Re: So how does protection actually work?

Post by minmay » Wed Jan 22, 2020 9:59 pm

The only purpose of your post was to twist what Ascender was saying so that you could insult them. I don't care to engage with that. But I suppose an "explanation of monster attack values" would indeed be useful.

Whenever a MonsterAttackComponent hits a champion in melee, this is how the damage dealt is determined:
- Start with the component's attack power, or 0 if its attack power is nil. I'll call it X.
- Double X if the party is resting.
- Set X to a random integer between X/2 rounded down and X*1.5 rounded down, but not below 1.
- Multiply X by the difficulty damage multiplier (0.6 for Easy, 1 for Normal, 1.4 for Hard).
- Pick a random body part, and get the protection value for that body part as described in my first post; I'll call this Y.
- Subtract the component's pierce from Y, or if its pierce is nil, leave Y unchanged. Yes, negative pierce will increase Y.
- If Y is at least 1000, set X to 0; the attack will do no damage.
- Otherwise, if Y is greater than 0, set X to the good old math.max(1,X-math.floor((math.random()+0.5)*Y)) that everyone thought protection worked like because I posted that formula somewhere without any context in like 2016 :oops: (this is the "0.5 to 1.5 of protection value" that the OP is talking about)

» **Data shown**:
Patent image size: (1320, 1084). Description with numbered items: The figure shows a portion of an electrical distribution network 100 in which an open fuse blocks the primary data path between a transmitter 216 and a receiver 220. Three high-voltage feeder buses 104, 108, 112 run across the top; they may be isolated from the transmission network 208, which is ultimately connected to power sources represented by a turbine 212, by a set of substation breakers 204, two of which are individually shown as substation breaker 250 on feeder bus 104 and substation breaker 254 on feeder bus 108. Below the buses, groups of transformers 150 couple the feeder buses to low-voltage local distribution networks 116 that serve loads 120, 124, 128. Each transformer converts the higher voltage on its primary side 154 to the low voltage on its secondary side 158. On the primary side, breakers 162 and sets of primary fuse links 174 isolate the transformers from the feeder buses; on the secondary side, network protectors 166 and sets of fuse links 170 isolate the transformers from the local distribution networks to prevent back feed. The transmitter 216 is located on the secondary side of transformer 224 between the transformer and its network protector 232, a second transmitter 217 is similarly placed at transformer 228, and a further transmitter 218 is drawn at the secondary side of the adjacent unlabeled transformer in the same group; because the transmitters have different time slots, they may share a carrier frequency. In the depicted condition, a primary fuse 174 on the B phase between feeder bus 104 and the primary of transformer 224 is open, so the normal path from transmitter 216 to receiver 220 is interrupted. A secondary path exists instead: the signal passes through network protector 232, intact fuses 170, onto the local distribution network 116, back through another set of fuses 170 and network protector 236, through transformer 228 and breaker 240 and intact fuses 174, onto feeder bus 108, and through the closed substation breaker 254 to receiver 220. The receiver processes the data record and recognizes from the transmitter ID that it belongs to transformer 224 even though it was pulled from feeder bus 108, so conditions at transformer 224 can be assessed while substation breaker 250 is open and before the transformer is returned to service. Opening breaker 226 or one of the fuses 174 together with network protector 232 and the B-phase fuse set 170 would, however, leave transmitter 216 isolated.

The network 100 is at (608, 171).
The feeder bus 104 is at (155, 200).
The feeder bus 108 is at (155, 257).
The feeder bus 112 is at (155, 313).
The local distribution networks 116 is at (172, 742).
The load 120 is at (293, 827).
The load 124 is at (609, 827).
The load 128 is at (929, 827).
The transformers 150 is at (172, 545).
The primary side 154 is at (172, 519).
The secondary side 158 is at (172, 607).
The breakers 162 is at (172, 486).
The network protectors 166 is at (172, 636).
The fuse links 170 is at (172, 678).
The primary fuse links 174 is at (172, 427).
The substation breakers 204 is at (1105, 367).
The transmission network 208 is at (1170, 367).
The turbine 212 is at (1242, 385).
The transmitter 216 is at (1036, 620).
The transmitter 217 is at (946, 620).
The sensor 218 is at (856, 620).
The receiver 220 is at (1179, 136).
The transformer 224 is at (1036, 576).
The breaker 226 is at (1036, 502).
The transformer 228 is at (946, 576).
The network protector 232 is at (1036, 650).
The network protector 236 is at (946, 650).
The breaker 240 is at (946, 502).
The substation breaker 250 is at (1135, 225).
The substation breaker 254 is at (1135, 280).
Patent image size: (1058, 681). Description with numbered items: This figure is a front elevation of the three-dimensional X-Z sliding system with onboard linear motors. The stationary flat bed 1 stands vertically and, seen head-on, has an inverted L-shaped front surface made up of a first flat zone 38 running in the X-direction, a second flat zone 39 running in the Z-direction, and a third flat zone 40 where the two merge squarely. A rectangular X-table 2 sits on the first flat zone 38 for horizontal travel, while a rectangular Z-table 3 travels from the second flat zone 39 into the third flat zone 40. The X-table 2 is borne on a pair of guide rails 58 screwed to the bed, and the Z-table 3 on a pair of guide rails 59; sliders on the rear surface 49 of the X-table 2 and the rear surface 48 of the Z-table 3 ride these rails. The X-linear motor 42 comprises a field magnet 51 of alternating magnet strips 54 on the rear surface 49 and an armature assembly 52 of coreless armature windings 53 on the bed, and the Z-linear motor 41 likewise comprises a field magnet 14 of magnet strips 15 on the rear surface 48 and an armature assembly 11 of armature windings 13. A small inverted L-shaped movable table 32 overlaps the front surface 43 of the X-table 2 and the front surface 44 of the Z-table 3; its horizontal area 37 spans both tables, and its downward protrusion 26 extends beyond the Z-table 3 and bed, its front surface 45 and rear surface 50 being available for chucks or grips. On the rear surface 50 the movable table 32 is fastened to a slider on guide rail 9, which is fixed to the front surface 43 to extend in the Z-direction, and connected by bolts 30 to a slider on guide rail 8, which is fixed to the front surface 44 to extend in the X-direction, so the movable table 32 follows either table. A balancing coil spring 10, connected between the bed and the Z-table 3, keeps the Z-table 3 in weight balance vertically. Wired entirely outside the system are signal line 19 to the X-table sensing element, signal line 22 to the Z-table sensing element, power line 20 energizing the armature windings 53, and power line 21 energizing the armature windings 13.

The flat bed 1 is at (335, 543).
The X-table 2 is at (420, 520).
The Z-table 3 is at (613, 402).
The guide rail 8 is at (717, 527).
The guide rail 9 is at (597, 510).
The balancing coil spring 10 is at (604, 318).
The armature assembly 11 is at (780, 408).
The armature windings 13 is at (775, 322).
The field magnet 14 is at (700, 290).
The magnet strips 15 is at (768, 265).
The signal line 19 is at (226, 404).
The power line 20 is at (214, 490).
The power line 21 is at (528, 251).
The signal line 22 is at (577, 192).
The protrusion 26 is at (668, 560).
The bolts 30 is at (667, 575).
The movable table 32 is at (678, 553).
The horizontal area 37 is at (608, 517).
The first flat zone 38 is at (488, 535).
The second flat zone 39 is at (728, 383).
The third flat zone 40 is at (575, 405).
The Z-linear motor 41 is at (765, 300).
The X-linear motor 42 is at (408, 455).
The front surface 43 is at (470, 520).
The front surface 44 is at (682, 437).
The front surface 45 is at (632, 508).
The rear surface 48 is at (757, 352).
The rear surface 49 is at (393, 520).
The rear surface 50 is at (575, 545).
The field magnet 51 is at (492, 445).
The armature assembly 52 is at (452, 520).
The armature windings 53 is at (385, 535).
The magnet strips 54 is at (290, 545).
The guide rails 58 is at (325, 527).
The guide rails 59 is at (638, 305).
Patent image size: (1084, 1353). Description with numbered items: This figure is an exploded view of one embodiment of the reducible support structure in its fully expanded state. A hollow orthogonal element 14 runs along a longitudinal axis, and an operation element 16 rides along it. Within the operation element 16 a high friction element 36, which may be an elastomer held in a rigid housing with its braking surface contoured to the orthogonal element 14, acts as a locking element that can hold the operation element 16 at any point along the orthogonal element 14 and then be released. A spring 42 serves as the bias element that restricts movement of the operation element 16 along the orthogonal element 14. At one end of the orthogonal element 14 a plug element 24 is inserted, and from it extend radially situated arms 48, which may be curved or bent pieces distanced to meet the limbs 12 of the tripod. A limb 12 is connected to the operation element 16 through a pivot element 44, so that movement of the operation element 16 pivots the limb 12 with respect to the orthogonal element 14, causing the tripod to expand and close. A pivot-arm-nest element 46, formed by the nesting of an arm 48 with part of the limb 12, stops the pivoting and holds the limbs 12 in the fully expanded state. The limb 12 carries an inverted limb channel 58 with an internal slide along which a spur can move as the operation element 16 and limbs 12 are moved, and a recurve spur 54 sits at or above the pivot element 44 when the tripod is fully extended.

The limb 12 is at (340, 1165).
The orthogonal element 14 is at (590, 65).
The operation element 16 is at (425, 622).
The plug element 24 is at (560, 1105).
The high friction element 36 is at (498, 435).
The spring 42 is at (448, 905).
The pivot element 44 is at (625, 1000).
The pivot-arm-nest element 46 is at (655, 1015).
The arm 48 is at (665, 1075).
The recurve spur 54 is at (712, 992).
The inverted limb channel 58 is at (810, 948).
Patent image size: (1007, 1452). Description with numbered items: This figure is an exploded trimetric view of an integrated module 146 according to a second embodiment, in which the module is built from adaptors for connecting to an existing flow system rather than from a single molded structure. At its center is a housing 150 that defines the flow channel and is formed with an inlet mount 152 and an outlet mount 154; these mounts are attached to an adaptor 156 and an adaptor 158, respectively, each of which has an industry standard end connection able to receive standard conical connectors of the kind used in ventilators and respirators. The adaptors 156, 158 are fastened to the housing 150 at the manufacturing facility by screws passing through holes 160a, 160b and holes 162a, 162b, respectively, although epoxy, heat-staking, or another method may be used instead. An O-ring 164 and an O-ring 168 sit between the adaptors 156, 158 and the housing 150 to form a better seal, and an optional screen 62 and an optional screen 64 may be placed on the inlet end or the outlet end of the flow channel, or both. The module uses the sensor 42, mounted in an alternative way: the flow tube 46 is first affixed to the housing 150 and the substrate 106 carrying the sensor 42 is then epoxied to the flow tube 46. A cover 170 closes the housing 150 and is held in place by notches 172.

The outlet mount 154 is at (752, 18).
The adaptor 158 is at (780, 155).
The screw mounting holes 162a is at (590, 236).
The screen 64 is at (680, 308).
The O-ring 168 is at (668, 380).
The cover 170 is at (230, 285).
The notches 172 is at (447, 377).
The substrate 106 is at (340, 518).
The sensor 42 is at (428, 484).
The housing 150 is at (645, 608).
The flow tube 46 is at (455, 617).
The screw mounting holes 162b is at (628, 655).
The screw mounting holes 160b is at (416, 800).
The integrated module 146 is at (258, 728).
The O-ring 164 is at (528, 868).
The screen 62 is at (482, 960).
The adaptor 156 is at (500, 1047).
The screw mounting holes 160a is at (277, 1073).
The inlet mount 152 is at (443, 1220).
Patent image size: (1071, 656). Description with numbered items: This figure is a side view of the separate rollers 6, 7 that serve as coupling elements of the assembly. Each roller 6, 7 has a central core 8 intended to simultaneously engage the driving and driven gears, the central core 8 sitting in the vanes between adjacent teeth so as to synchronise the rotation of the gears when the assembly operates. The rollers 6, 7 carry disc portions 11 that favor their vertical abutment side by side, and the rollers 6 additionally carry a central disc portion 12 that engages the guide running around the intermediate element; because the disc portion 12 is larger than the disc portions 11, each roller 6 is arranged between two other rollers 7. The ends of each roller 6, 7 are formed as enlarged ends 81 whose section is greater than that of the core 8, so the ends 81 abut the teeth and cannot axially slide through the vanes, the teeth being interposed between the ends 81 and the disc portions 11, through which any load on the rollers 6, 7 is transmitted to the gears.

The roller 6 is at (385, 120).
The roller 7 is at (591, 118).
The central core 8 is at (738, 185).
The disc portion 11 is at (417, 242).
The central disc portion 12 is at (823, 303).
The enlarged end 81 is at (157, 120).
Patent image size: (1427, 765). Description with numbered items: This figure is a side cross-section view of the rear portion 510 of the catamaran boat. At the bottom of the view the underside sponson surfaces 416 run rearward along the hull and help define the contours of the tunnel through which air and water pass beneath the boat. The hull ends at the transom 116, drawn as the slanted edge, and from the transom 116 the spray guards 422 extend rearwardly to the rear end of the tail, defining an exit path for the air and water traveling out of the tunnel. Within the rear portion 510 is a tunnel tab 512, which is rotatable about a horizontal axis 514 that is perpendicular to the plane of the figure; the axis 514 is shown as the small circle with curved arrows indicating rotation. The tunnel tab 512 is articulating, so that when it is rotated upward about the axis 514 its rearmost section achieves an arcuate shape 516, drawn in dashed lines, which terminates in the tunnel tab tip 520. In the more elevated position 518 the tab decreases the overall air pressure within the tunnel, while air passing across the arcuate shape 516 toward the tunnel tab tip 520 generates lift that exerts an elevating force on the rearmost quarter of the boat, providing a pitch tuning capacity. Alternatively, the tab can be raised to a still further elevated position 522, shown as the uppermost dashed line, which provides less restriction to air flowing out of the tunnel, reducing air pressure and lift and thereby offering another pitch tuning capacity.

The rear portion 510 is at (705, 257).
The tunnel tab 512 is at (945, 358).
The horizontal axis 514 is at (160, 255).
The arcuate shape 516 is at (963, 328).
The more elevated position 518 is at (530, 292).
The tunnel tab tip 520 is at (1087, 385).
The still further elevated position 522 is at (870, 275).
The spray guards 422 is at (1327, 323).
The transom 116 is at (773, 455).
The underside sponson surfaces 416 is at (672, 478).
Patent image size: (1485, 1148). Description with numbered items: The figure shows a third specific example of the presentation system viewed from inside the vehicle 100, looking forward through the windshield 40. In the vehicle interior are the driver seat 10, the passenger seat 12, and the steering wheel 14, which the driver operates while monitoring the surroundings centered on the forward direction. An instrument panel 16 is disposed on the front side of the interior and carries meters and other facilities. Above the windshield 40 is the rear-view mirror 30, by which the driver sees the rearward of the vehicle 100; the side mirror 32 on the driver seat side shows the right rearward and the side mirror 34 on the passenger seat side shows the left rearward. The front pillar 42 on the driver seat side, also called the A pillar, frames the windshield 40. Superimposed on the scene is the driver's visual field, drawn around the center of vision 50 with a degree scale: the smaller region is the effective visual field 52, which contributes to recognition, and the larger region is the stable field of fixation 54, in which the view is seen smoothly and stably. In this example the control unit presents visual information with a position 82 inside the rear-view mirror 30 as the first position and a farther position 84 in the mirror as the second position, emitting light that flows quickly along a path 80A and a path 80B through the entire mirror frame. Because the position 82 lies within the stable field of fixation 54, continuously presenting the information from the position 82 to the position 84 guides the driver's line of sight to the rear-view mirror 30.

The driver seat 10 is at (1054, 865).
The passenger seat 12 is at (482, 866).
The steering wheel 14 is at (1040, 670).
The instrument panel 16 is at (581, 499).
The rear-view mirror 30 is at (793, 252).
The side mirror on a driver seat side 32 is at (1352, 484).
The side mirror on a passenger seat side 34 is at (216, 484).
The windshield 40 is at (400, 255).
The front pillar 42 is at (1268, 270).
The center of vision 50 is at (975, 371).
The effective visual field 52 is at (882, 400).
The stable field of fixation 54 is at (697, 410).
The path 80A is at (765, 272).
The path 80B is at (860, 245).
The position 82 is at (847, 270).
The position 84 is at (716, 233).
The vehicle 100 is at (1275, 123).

» **What needs to be done**:
In the forum post on monster damage, change "body part" to "hit location" and write out everything from "- Double X if" down to "will increase Y.".

» **Exercise result**:
- Double X if the party is resting.
- Set X to a random integer between X/2 rounded down and X*1.5 rounded down, but not below 1.
- Multiply X by the difficulty damage multiplier (0.6 for Easy, 1 for Normal, 1.4 for Hard).
- Pick a random hit location, and get the protection value for that hit location as described in my first post; I'll call this Y.
- Subtract the component's pierce from Y, or if its pierce is nil, leave Y unchanged. Yes, negative pierce will increase Y.